# What is being asked
Leave out the pictures and copy the remaining records exactly.

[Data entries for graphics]
────────────────────────────────────────

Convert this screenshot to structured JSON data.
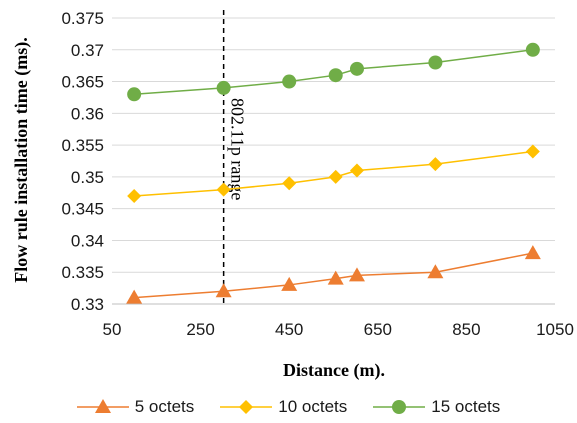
{
  "chart_data": {
    "type": "line",
    "xlabel": "Distance (m).",
    "ylabel": "Flow rule installation time (ms).",
    "xlim": [
      50,
      1050
    ],
    "ylim": [
      0.33,
      0.375
    ],
    "xticks": [
      "50",
      "250",
      "450",
      "650",
      "850",
      "1050"
    ],
    "yticks": [
      "0.33",
      "0.335",
      "0.34",
      "0.345",
      "0.35",
      "0.355",
      "0.36",
      "0.365",
      "0.37",
      "0.375"
    ],
    "grid": "horizontal",
    "legend_position": "bottom",
    "x": [
      100,
      302,
      450,
      555,
      603,
      780,
      1000
    ],
    "series": [
      {
        "name": "5 octets",
        "values": [
          0.331,
          0.332,
          0.333,
          0.334,
          0.3345,
          0.335,
          0.338
        ],
        "color": "#ed7d31",
        "marker": "triangle"
      },
      {
        "name": "10 octets",
        "values": [
          0.347,
          0.348,
          0.349,
          0.35,
          0.351,
          0.352,
          0.354
        ],
        "color": "#ffc000",
        "marker": "diamond"
      },
      {
        "name": "15 octets",
        "values": [
          0.363,
          0.364,
          0.365,
          0.366,
          0.367,
          0.368,
          0.37
        ],
        "color": "#70ad47",
        "marker": "circle"
      }
    ],
    "annotation": {
      "text": "802.11p range",
      "x": 302
    }
  }
}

────────────────────────────────────────

# Answer in full
Convert this screenshot to structured JSON data.
{
  "chart_data": {
    "type": "line",
    "xlabel": "Distance (m).",
    "ylabel": "Flow rule installation time (ms).",
    "xlim": [
      50,
      1050
    ],
    "ylim": [
      0.33,
      0.375
    ],
    "xticks": [
      "50",
      "250",
      "450",
      "650",
      "850",
      "1050"
    ],
    "yticks": [
      "0.33",
      "0.335",
      "0.34",
      "0.345",
      "0.35",
      "0.355",
      "0.36",
      "0.365",
      "0.37",
      "0.375"
    ],
    "grid": "horizontal",
    "legend_position": "bottom",
    "x": [
      100,
      302,
      450,
      555,
      603,
      780,
      1000
    ],
    "series": [
      {
        "name": "5 octets",
        "values": [
          0.331,
          0.332,
          0.333,
          0.334,
          0.3345,
          0.335,
          0.338
        ],
        "color": "#ed7d31",
        "marker": "triangle"
      },
      {
        "name": "10 octets",
        "values": [
          0.347,
          0.348,
          0.349,
          0.35,
          0.351,
          0.352,
          0.354
        ],
        "color": "#ffc000",
        "marker": "diamond"
      },
      {
        "name": "15 octets",
        "values": [
          0.363,
          0.364,
          0.365,
          0.366,
          0.367,
          0.368,
          0.37
        ],
        "color": "#70ad47",
        "marker": "circle"
      }
    ],
    "annotation": {
      "text": "802.11p range",
      "x": 302
    }
  }
}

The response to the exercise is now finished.